> [GIVEN INSTRUCTION]
Repeat the material exactly as it appears.
--- begin RAW DATA ---
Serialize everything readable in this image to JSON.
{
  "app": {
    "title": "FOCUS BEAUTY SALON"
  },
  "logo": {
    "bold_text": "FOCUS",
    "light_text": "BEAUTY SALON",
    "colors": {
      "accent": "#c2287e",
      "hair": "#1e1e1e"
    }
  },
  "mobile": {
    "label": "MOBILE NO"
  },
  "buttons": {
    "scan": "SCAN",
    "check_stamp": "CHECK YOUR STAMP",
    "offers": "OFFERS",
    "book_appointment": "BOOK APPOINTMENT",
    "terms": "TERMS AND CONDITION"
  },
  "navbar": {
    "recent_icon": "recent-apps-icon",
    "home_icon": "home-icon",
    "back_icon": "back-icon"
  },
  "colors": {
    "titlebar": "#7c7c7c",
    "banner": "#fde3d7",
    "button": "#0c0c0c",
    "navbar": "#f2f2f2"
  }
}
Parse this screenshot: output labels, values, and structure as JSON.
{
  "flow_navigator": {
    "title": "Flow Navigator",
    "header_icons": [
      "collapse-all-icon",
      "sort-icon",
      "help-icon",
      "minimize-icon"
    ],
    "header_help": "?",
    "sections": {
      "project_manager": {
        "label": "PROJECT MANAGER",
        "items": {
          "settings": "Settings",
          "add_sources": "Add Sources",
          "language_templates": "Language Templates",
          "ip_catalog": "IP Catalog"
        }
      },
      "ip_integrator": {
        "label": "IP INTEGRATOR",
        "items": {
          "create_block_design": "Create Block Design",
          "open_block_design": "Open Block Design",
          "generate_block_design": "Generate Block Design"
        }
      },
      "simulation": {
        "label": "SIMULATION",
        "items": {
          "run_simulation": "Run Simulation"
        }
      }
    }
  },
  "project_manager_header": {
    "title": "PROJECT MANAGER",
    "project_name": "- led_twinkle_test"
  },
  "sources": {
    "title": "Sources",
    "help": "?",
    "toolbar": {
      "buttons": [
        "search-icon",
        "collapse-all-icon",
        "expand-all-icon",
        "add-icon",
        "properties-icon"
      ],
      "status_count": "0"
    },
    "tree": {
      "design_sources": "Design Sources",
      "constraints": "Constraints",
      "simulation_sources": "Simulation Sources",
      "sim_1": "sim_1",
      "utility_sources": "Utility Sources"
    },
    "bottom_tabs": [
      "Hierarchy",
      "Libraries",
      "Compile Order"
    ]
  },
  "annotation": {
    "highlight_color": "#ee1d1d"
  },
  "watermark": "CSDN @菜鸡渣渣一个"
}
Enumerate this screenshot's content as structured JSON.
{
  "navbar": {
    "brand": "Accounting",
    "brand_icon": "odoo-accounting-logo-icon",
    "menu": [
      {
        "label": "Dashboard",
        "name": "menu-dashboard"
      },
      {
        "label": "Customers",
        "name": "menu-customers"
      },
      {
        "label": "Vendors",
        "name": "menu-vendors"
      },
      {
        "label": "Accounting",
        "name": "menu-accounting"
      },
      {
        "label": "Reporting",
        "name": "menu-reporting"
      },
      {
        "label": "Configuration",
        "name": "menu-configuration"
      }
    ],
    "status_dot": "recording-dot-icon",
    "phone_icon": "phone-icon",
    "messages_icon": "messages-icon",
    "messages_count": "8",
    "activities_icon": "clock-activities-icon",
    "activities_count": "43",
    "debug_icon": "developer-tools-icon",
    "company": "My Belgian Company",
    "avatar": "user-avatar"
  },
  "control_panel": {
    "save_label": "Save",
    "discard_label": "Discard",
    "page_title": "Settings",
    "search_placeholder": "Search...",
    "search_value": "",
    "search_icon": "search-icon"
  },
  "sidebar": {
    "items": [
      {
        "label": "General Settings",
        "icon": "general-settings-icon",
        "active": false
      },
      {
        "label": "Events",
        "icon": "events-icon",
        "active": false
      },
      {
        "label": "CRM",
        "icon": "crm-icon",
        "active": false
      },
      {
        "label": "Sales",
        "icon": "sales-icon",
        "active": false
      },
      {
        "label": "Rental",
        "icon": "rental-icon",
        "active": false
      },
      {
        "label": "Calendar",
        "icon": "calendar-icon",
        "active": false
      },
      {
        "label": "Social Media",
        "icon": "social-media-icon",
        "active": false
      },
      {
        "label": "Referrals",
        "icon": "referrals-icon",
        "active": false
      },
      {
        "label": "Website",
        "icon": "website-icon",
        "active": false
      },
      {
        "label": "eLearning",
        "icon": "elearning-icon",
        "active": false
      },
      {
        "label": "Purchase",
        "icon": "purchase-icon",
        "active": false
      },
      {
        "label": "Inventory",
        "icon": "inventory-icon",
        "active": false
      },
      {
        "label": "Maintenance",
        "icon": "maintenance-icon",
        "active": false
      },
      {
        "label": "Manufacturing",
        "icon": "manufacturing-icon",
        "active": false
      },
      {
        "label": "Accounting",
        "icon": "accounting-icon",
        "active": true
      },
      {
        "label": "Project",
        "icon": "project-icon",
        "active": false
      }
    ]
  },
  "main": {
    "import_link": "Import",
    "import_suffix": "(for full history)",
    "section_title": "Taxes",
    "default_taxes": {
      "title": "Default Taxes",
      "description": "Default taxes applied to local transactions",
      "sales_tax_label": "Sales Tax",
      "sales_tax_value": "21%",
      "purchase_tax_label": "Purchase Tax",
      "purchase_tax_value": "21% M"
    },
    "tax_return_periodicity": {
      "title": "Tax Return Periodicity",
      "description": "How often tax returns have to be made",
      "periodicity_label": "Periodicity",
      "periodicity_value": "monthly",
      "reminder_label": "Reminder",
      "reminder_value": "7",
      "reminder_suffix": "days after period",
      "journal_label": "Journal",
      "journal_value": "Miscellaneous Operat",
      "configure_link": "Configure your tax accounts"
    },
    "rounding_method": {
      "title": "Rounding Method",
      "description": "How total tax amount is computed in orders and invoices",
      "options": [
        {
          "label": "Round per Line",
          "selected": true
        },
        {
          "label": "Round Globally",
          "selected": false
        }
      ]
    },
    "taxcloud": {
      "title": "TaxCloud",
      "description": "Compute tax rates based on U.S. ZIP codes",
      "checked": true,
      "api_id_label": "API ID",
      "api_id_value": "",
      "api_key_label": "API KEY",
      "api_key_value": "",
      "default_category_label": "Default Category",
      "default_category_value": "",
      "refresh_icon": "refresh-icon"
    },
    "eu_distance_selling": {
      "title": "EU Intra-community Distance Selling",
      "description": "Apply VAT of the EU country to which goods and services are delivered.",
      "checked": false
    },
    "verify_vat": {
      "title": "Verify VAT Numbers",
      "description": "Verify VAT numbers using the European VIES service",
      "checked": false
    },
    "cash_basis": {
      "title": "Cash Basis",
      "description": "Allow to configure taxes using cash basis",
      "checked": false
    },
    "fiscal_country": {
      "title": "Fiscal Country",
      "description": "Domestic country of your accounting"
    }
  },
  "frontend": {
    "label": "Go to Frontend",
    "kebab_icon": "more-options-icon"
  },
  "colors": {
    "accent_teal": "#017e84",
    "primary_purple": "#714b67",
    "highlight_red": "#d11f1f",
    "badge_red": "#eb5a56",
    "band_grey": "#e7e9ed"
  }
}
--- end RAW DATA ---
> [FINAL ANSWER]
Serialize everything readable in this image to JSON.
{
  "app": {
    "title": "FOCUS BEAUTY SALON"
  },
  "logo": {
    "bold_text": "FOCUS",
    "light_text": "BEAUTY SALON",
    "colors": {
      "accent": "#c2287e",
      "hair": "#1e1e1e"
    }
  },
  "mobile": {
    "label": "MOBILE NO"
  },
  "buttons": {
    "scan": "SCAN",
    "check_stamp": "CHECK YOUR STAMP",
    "offers": "OFFERS",
    "book_appointment": "BOOK APPOINTMENT",
    "terms": "TERMS AND CONDITION"
  },
  "navbar": {
    "recent_icon": "recent-apps-icon",
    "home_icon": "home-icon",
    "back_icon": "back-icon"
  },
  "colors": {
    "titlebar": "#7c7c7c",
    "banner": "#fde3d7",
    "button": "#0c0c0c",
    "navbar": "#f2f2f2"
  }
}
Parse this screenshot: output labels, values, and structure as JSON.
{
  "flow_navigator": {
    "title": "Flow Navigator",
    "header_icons": [
      "collapse-all-icon",
      "sort-icon",
      "help-icon",
      "minimize-icon"
    ],
    "header_help": "?",
    "sections": {
      "project_manager": {
        "label": "PROJECT MANAGER",
        "items": {
          "settings": "Settings",
          "add_sources": "Add Sources",
          "language_templates": "Language Templates",
          "ip_catalog": "IP Catalog"
        }
      },
      "ip_integrator": {
        "label": "IP INTEGRATOR",
        "items": {
          "create_block_design": "Create Block Design",
          "open_block_design": "Open Block Design",
          "generate_block_design": "Generate Block Design"
        }
      },
      "simulation": {
        "label": "SIMULATION",
        "items": {
          "run_simulation": "Run Simulation"
        }
      }
    }
  },
  "project_manager_header": {
    "title": "PROJECT MANAGER",
    "project_name": "- led_twinkle_test"
  },
  "sources": {
    "title": "Sources",
    "help": "?",
    "toolbar": {
      "buttons": [
        "search-icon",
        "collapse-all-icon",
        "expand-all-icon",
        "add-icon",
        "properties-icon"
      ],
      "status_count": "0"
    },
    "tree": {
      "design_sources": "Design Sources",
      "constraints": "Constraints",
      "simulation_sources": "Simulation Sources",
      "sim_1": "sim_1",
      "utility_sources": "Utility Sources"
    },
    "bottom_tabs": [
      "Hierarchy",
      "Libraries",
      "Compile Order"
    ]
  },
  "annotation": {
    "highlight_color": "#ee1d1d"
  },
  "watermark": "CSDN @菜鸡渣渣一个"
}
Enumerate this screenshot's content as structured JSON.
{
  "navbar": {
    "brand": "Accounting",
    "brand_icon": "odoo-accounting-logo-icon",
    "menu": [
      {
        "label": "Dashboard",
        "name": "menu-dashboard"
      },
      {
        "label": "Customers",
        "name": "menu-customers"
      },
      {
        "label": "Vendors",
        "name": "menu-vendors"
      },
      {
        "label": "Accounting",
        "name": "menu-accounting"
      },
      {
        "label": "Reporting",
        "name": "menu-reporting"
      },
      {
        "label": "Configuration",
        "name": "menu-configuration"
      }
    ],
    "status_dot": "recording-dot-icon",
    "phone_icon": "phone-icon",
    "messages_icon": "messages-icon",
    "messages_count": "8",
    "activities_icon": "clock-activities-icon",
    "activities_count": "43",
    "debug_icon": "developer-tools-icon",
    "company": "My Belgian Company",
    "avatar": "user-avatar"
  },
  "control_panel": {
    "save_label": "Save",
    "discard_label": "Discard",
    "page_title": "Settings",
    "search_placeholder": "Search...",
    "search_value": "",
    "search_icon": "search-icon"
  },
  "sidebar": {
    "items": [
      {
        "label": "General Settings",
        "icon": "general-settings-icon",
        "active": false
      },
      {
        "label": "Events",
        "icon": "events-icon",
        "active": false
      },
      {
        "label": "CRM",
        "icon": "crm-icon",
        "active": false
      },
      {
        "label": "Sales",
        "icon": "sales-icon",
        "active": false
      },
      {
        "label": "Rental",
        "icon": "rental-icon",
        "active": false
      },
      {
        "label": "Calendar",
        "icon": "calendar-icon",
        "active": false
      },
      {
        "label": "Social Media",
        "icon": "social-media-icon",
        "active": false
      },
      {
        "label": "Referrals",
        "icon": "referrals-icon",
        "active": false
      },
      {
        "label": "Website",
        "icon": "website-icon",
        "active": false
      },
      {
        "label": "eLearning",
        "icon": "elearning-icon",
        "active": false
      },
      {
        "label": "Purchase",
        "icon": "purchase-icon",
        "active": false
      },
      {
        "label": "Inventory",
        "icon": "inventory-icon",
        "active": false
      },
      {
        "label": "Maintenance",
        "icon": "maintenance-icon",
        "active": false
      },
      {
        "label": "Manufacturing",
        "icon": "manufacturing-icon",
        "active": false
      },
      {
        "label": "Accounting",
        "icon": "accounting-icon",
        "active": true
      },
      {
        "label": "Project",
        "icon": "project-icon",
        "active": false
      }
    ]
  },
  "main": {
    "import_link": "Import",
    "import_suffix": "(for full history)",
    "section_title": "Taxes",
    "default_taxes": {
      "title": "Default Taxes",
      "description": "Default taxes applied to local transactions",
      "sales_tax_label": "Sales Tax",
      "sales_tax_value": "21%",
      "purchase_tax_label": "Purchase Tax",
      "purchase_tax_value": "21% M"
    },
    "tax_return_periodicity": {
      "title": "Tax Return Periodicity",
      "description": "How often tax returns have to be made",
      "periodicity_label": "Periodicity",
      "periodicity_value": "monthly",
      "reminder_label": "Reminder",
      "reminder_value": "7",
      "reminder_suffix": "days after period",
      "journal_label": "Journal",
      "journal_value": "Miscellaneous Operat",
      "configure_link": "Configure your tax accounts"
    },
    "rounding_method": {
      "title": "Rounding Method",
      "description": "How total tax amount is computed in orders and invoices",
      "options": [
        {
          "label": "Round per Line",
          "selected": true
        },
        {
          "label": "Round Globally",
          "selected": false
        }
      ]
    },
    "taxcloud": {
      "title": "TaxCloud",
      "description": "Compute tax rates based on U.S. ZIP codes",
      "checked": true,
      "api_id_label": "API ID",
      "api_id_value": "",
      "api_key_label": "API KEY",
      "api_key_value": "",
      "default_category_label": "Default Category",
      "default_category_value": "",
      "refresh_icon": "refresh-icon"
    },
    "eu_distance_selling": {
      "title": "EU Intra-community Distance Selling",
      "description": "Apply VAT of the EU country to which goods and services are delivered.",
      "checked": false
    },
    "verify_vat": {
      "title": "Verify VAT Numbers",
      "description": "Verify VAT numbers using the European VIES service",
      "checked": false
    },
    "cash_basis": {
      "title": "Cash Basis",
      "description": "Allow to configure taxes using cash basis",
      "checked": false
    },
    "fiscal_country": {
      "title": "Fiscal Country",
      "description": "Domestic country of your accounting"
    }
  },
  "frontend": {
    "label": "Go to Frontend",
    "kebab_icon": "more-options-icon"
  },
  "colors": {
    "accent_teal": "#017e84",
    "primary_purple": "#714b67",
    "highlight_red": "#d11f1f",
    "badge_red": "#eb5a56",
    "band_grey": "#e7e9ed"
  }
}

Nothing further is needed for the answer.